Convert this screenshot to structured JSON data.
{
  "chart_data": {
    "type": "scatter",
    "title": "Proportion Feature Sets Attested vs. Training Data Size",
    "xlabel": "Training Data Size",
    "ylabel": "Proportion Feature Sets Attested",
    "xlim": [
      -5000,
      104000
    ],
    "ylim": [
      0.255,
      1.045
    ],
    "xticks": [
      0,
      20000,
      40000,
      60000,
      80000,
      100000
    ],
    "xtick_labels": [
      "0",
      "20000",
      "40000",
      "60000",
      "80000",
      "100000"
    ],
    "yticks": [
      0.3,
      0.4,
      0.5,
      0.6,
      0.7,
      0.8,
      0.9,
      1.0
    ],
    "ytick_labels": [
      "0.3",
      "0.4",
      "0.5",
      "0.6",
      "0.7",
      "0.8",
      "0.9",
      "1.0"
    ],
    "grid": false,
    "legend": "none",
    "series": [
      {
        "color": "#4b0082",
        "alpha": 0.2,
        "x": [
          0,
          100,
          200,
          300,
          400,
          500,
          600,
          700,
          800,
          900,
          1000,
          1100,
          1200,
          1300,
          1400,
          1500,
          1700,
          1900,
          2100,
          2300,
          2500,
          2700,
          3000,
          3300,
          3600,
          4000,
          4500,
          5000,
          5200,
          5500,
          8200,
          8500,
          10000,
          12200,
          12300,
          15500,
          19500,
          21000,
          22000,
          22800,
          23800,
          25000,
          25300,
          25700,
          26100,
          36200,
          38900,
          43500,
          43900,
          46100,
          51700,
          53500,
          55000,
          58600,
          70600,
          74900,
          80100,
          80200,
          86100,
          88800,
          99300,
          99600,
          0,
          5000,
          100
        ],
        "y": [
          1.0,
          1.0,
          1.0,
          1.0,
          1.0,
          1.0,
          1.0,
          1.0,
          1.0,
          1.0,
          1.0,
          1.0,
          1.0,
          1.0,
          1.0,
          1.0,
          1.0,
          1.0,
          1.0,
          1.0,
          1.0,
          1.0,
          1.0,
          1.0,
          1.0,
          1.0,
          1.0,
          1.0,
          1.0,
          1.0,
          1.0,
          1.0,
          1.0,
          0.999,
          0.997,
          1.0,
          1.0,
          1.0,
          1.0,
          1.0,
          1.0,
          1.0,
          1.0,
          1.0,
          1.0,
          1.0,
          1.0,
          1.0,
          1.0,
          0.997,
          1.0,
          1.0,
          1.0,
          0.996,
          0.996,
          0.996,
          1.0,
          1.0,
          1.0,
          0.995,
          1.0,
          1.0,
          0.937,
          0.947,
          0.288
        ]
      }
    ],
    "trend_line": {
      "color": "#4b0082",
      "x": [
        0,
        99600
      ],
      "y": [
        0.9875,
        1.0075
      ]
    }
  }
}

• Short exercise: Extract the data exactly as given.

• Task answer:
Convert this screenshot to structured JSON data.
{
  "chart_data": {
    "type": "scatter",
    "title": "Proportion Feature Sets Attested vs. Training Data Size",
    "xlabel": "Training Data Size",
    "ylabel": "Proportion Feature Sets Attested",
    "xlim": [
      -5000,
      104000
    ],
    "ylim": [
      0.255,
      1.045
    ],
    "xticks": [
      0,
      20000,
      40000,
      60000,
      80000,
      100000
    ],
    "xtick_labels": [
      "0",
      "20000",
      "40000",
      "60000",
      "80000",
      "100000"
    ],
    "yticks": [
      0.3,
      0.4,
      0.5,
      0.6,
      0.7,
      0.8,
      0.9,
      1.0
    ],
    "ytick_labels": [
      "0.3",
      "0.4",
      "0.5",
      "0.6",
      "0.7",
      "0.8",
      "0.9",
      "1.0"
    ],
    "grid": false,
    "legend": "none",
    "series": [
      {
        "color": "#4b0082",
        "alpha": 0.2,
        "x": [
          0,
          100,
          200,
          300,
          400,
          500,
          600,
          700,
          800,
          900,
          1000,
          1100,
          1200,
          1300,
          1400,
          1500,
          1700,
          1900,
          2100,
          2300,
          2500,
          2700,
          3000,
          3300,
          3600,
          4000,
          4500,
          5000,
          5200,
          5500,
          8200,
          8500,
          10000,
          12200,
          12300,
          15500,
          19500,
          21000,
          22000,
          22800,
          23800,
          25000,
          25300,
          25700,
          26100,
          36200,
          38900,
          43500,
          43900,
          46100,
          51700,
          53500,
          55000,
          58600,
          70600,
          74900,
          80100,
          80200,
          86100,
          88800,
          99300,
          99600,
          0,
          5000,
          100
        ],
        "y": [
          1.0,
          1.0,
          1.0,
          1.0,
          1.0,
          1.0,
          1.0,
          1.0,
          1.0,
          1.0,
          1.0,
          1.0,
          1.0,
          1.0,
          1.0,
          1.0,
          1.0,
          1.0,
          1.0,
          1.0,
          1.0,
          1.0,
          1.0,
          1.0,
          1.0,
          1.0,
          1.0,
          1.0,
          1.0,
          1.0,
          1.0,
          1.0,
          1.0,
          0.999,
          0.997,
          1.0,
          1.0,
          1.0,
          1.0,
          1.0,
          1.0,
          1.0,
          1.0,
          1.0,
          1.0,
          1.0,
          1.0,
          1.0,
          1.0,
          0.997,
          1.0,
          1.0,
          1.0,
          0.996,
          0.996,
          0.996,
          1.0,
          1.0,
          1.0,
          0.995,
          1.0,
          1.0,
          0.937,
          0.947,
          0.288
        ]
      }
    ],
    "trend_line": {
      "color": "#4b0082",
      "x": [
        0,
        99600
      ],
      "y": [
        0.9875,
        1.0075
      ]
    }
  }
}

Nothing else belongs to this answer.